**WHAT THIS TASK INVOLVES**:
Copy every line from the material below that holds "Mississippi".

(Figure content listings)
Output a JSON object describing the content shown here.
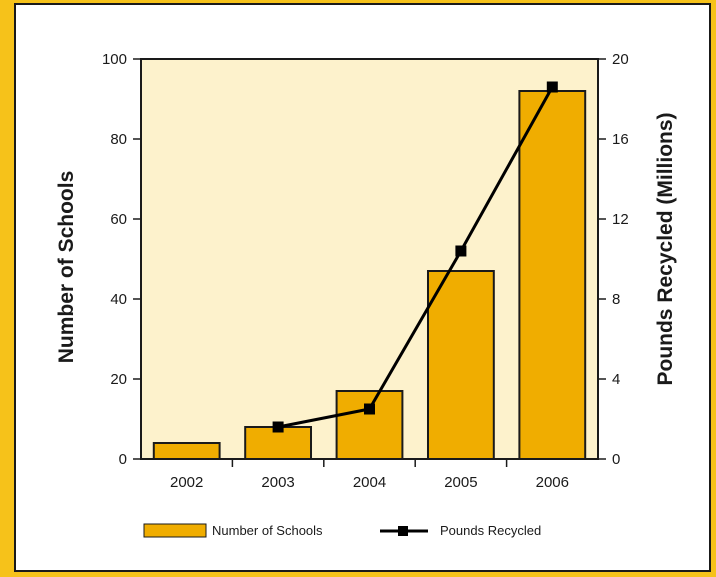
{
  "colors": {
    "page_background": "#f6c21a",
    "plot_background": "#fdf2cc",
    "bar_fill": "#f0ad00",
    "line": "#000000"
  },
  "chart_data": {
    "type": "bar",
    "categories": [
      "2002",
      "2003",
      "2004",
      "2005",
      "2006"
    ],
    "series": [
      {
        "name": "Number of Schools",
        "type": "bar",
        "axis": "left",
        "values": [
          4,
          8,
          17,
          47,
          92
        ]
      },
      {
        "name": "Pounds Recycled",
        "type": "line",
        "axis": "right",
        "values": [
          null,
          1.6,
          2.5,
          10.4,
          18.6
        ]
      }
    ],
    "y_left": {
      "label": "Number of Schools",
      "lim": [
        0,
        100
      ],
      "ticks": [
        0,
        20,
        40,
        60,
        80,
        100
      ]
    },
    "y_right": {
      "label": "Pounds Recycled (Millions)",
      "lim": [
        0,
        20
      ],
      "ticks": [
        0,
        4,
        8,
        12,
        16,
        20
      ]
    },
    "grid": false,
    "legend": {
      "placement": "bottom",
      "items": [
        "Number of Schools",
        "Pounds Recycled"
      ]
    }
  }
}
...
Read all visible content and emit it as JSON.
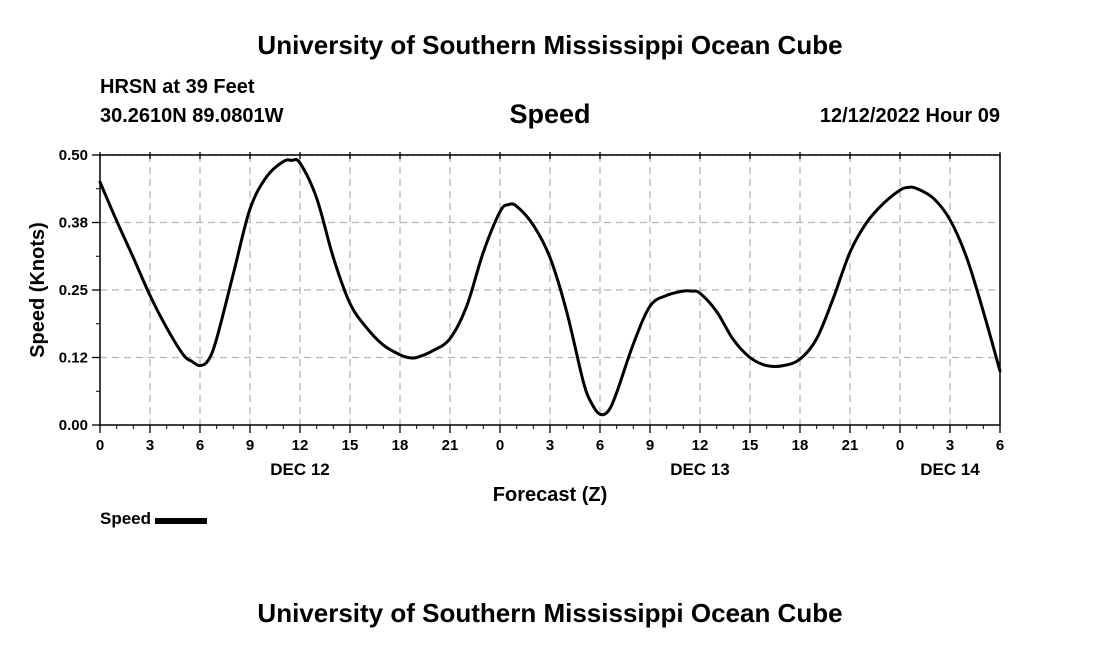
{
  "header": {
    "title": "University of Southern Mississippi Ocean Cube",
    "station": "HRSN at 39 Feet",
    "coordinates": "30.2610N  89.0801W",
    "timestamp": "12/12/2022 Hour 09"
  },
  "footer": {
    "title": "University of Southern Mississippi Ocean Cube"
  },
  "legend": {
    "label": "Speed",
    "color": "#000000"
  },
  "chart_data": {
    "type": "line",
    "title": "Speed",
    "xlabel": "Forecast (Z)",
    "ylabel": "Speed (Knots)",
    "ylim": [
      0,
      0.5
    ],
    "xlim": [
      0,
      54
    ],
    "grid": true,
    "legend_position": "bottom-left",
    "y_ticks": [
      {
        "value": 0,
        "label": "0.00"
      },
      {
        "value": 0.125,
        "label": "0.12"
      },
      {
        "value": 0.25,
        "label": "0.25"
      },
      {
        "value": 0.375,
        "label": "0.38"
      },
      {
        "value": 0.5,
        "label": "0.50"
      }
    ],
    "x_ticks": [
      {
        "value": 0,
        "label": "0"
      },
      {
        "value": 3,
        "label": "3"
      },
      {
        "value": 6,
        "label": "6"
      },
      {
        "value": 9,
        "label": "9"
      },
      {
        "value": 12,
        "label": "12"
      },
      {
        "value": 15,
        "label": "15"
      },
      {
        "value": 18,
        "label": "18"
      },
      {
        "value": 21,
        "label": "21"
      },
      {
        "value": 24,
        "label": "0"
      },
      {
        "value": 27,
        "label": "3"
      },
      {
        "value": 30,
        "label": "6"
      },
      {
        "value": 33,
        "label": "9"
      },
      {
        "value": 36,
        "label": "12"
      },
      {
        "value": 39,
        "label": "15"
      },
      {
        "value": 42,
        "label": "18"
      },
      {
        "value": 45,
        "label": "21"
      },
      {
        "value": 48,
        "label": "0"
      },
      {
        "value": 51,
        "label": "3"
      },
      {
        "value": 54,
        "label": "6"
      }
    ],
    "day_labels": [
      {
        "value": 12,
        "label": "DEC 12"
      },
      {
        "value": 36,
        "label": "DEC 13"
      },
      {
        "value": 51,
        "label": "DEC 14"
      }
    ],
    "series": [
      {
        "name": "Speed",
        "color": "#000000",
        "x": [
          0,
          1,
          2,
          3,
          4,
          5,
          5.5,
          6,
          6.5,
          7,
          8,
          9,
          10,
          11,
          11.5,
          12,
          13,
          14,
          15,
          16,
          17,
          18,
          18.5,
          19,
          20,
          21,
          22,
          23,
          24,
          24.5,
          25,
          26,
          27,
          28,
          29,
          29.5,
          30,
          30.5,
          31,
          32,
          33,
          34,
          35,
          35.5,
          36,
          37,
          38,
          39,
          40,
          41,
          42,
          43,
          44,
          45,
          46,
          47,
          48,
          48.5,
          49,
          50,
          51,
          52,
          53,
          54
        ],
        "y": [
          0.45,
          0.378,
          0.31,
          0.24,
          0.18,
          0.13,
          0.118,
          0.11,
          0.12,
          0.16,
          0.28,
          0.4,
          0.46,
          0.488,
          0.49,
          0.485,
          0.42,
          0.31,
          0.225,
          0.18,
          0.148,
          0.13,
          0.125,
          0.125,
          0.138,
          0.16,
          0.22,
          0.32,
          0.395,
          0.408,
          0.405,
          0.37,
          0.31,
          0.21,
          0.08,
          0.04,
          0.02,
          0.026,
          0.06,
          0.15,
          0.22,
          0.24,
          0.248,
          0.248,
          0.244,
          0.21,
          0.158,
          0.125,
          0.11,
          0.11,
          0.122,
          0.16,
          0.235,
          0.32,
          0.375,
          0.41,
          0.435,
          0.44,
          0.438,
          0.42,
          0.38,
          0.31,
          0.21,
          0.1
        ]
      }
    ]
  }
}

**WRITTEN ANSWER**:
    "title": "University of Southern Mississippi Ocean Cube",
    "title": "University of Southern Mississippi Ocean Cube"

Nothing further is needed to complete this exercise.